**Aim of the exercise:** Your task is to repeat the listing exactly.
::: Task material :::
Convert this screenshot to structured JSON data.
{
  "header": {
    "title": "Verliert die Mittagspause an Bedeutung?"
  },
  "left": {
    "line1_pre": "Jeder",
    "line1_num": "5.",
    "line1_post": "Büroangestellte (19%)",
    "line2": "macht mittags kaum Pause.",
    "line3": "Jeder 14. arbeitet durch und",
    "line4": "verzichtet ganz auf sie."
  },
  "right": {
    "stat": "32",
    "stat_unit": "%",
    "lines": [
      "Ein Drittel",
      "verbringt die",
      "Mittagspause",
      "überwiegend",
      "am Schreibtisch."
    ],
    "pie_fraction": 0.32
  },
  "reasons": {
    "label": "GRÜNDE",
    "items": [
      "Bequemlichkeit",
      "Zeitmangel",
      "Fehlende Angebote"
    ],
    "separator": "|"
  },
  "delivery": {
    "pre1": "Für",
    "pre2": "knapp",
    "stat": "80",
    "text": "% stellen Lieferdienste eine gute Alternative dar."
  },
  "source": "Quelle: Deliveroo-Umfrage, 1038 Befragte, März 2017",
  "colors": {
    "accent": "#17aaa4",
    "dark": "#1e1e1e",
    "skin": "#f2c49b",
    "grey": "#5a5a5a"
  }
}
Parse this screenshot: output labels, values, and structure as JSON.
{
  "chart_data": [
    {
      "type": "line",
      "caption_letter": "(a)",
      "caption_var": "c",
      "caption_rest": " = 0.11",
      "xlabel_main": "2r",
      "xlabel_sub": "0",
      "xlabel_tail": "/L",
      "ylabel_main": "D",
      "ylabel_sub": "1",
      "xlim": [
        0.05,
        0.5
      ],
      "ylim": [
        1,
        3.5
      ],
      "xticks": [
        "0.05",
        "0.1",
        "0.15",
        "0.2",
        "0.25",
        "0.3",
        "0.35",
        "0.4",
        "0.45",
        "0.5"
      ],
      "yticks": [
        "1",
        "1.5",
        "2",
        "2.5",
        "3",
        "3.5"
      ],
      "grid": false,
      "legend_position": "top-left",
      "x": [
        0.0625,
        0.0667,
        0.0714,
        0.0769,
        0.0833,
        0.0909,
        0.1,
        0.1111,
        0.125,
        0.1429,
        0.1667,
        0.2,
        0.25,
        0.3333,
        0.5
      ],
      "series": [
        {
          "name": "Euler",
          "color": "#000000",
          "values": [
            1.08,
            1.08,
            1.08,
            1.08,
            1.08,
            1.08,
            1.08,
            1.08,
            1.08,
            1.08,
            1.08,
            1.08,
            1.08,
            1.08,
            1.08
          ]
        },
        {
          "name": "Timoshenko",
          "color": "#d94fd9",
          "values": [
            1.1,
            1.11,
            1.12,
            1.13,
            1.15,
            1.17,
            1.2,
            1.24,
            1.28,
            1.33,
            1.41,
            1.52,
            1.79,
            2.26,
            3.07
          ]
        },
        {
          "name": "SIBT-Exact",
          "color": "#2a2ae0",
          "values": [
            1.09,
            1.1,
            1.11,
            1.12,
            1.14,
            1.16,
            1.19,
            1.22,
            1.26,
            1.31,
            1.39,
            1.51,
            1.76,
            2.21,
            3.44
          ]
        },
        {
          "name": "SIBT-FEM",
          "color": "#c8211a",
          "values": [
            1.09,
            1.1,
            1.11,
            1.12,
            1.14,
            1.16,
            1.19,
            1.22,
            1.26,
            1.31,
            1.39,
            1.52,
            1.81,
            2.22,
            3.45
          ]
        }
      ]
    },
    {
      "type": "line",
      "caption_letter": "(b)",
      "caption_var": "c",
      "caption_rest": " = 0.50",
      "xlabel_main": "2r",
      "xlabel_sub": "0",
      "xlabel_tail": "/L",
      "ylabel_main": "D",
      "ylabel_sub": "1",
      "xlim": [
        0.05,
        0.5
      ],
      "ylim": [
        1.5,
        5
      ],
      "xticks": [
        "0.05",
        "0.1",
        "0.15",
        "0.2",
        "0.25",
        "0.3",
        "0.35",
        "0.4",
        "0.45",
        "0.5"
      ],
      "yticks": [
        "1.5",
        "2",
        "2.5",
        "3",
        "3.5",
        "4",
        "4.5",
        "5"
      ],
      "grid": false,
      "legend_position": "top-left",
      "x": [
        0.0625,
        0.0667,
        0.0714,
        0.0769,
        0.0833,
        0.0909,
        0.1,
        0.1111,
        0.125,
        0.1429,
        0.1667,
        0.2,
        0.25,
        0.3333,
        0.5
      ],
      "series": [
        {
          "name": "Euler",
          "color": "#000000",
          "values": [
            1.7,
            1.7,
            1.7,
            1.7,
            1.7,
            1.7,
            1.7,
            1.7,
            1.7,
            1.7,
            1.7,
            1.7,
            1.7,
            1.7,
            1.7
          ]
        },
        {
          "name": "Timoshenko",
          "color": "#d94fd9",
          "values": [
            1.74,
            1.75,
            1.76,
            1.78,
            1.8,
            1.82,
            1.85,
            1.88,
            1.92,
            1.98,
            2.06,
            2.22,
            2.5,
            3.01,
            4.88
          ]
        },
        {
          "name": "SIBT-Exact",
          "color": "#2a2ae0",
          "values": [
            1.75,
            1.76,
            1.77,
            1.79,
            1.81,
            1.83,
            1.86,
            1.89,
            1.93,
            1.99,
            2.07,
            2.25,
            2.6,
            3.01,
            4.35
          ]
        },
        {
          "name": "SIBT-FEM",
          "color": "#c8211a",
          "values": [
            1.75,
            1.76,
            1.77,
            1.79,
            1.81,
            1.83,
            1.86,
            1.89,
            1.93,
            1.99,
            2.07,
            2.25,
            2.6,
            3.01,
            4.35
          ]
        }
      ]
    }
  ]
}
:::
**Response to the exercise:**
Convert this screenshot to structured JSON data.
{
  "header": {
    "title": "Verliert die Mittagspause an Bedeutung?"
  },
  "left": {
    "line1_pre": "Jeder",
    "line1_num": "5.",
    "line1_post": "Büroangestellte (19%)",
    "line2": "macht mittags kaum Pause.",
    "line3": "Jeder 14. arbeitet durch und",
    "line4": "verzichtet ganz auf sie."
  },
  "right": {
    "stat": "32",
    "stat_unit": "%",
    "lines": [
      "Ein Drittel",
      "verbringt die",
      "Mittagspause",
      "überwiegend",
      "am Schreibtisch."
    ],
    "pie_fraction": 0.32
  },
  "reasons": {
    "label": "GRÜNDE",
    "items": [
      "Bequemlichkeit",
      "Zeitmangel",
      "Fehlende Angebote"
    ],
    "separator": "|"
  },
  "delivery": {
    "pre1": "Für",
    "pre2": "knapp",
    "stat": "80",
    "text": "% stellen Lieferdienste eine gute Alternative dar."
  },
  "source": "Quelle: Deliveroo-Umfrage, 1038 Befragte, März 2017",
  "colors": {
    "accent": "#17aaa4",
    "dark": "#1e1e1e",
    "skin": "#f2c49b",
    "grey": "#5a5a5a"
  }
}
Parse this screenshot: output labels, values, and structure as JSON.
{
  "chart_data": [
    {
      "type": "line",
      "caption_letter": "(a)",
      "caption_var": "c",
      "caption_rest": " = 0.11",
      "xlabel_main": "2r",
      "xlabel_sub": "0",
      "xlabel_tail": "/L",
      "ylabel_main": "D",
      "ylabel_sub": "1",
      "xlim": [
        0.05,
        0.5
      ],
      "ylim": [
        1,
        3.5
      ],
      "xticks": [
        "0.05",
        "0.1",
        "0.15",
        "0.2",
        "0.25",
        "0.3",
        "0.35",
        "0.4",
        "0.45",
        "0.5"
      ],
      "yticks": [
        "1",
        "1.5",
        "2",
        "2.5",
        "3",
        "3.5"
      ],
      "grid": false,
      "legend_position": "top-left",
      "x": [
        0.0625,
        0.0667,
        0.0714,
        0.0769,
        0.0833,
        0.0909,
        0.1,
        0.1111,
        0.125,
        0.1429,
        0.1667,
        0.2,
        0.25,
        0.3333,
        0.5
      ],
      "series": [
        {
          "name": "Euler",
          "color": "#000000",
          "values": [
            1.08,
            1.08,
            1.08,
            1.08,
            1.08,
            1.08,
            1.08,
            1.08,
            1.08,
            1.08,
            1.08,
            1.08,
            1.08,
            1.08,
            1.08
          ]
        },
        {
          "name": "Timoshenko",
          "color": "#d94fd9",
          "values": [
            1.1,
            1.11,
            1.12,
            1.13,
            1.15,
            1.17,
            1.2,
            1.24,
            1.28,
            1.33,
            1.41,
            1.52,
            1.79,
            2.26,
            3.07
          ]
        },
        {
          "name": "SIBT-Exact",
          "color": "#2a2ae0",
          "values": [
            1.09,
            1.1,
            1.11,
            1.12,
            1.14,
            1.16,
            1.19,
            1.22,
            1.26,
            1.31,
            1.39,
            1.51,
            1.76,
            2.21,
            3.44
          ]
        },
        {
          "name": "SIBT-FEM",
          "color": "#c8211a",
          "values": [
            1.09,
            1.1,
            1.11,
            1.12,
            1.14,
            1.16,
            1.19,
            1.22,
            1.26,
            1.31,
            1.39,
            1.52,
            1.81,
            2.22,
            3.45
          ]
        }
      ]
    },
    {
      "type": "line",
      "caption_letter": "(b)",
      "caption_var": "c",
      "caption_rest": " = 0.50",
      "xlabel_main": "2r",
      "xlabel_sub": "0",
      "xlabel_tail": "/L",
      "ylabel_main": "D",
      "ylabel_sub": "1",
      "xlim": [
        0.05,
        0.5
      ],
      "ylim": [
        1.5,
        5
      ],
      "xticks": [
        "0.05",
        "0.1",
        "0.15",
        "0.2",
        "0.25",
        "0.3",
        "0.35",
        "0.4",
        "0.45",
        "0.5"
      ],
      "yticks": [
        "1.5",
        "2",
        "2.5",
        "3",
        "3.5",
        "4",
        "4.5",
        "5"
      ],
      "grid": false,
      "legend_position": "top-left",
      "x": [
        0.0625,
        0.0667,
        0.0714,
        0.0769,
        0.0833,
        0.0909,
        0.1,
        0.1111,
        0.125,
        0.1429,
        0.1667,
        0.2,
        0.25,
        0.3333,
        0.5
      ],
      "series": [
        {
          "name": "Euler",
          "color": "#000000",
          "values": [
            1.7,
            1.7,
            1.7,
            1.7,
            1.7,
            1.7,
            1.7,
            1.7,
            1.7,
            1.7,
            1.7,
            1.7,
            1.7,
            1.7,
            1.7
          ]
        },
        {
          "name": "Timoshenko",
          "color": "#d94fd9",
          "values": [
            1.74,
            1.75,
            1.76,
            1.78,
            1.8,
            1.82,
            1.85,
            1.88,
            1.92,
            1.98,
            2.06,
            2.22,
            2.5,
            3.01,
            4.88
          ]
        },
        {
          "name": "SIBT-Exact",
          "color": "#2a2ae0",
          "values": [
            1.75,
            1.76,
            1.77,
            1.79,
            1.81,
            1.83,
            1.86,
            1.89,
            1.93,
            1.99,
            2.07,
            2.25,
            2.6,
            3.01,
            4.35
          ]
        },
        {
          "name": "SIBT-FEM",
          "color": "#c8211a",
          "values": [
            1.75,
            1.76,
            1.77,
            1.79,
            1.81,
            1.83,
            1.86,
            1.89,
            1.93,
            1.99,
            2.07,
            2.25,
            2.6,
            3.01,
            4.35
          ]
        }
      ]
    }
  ]
}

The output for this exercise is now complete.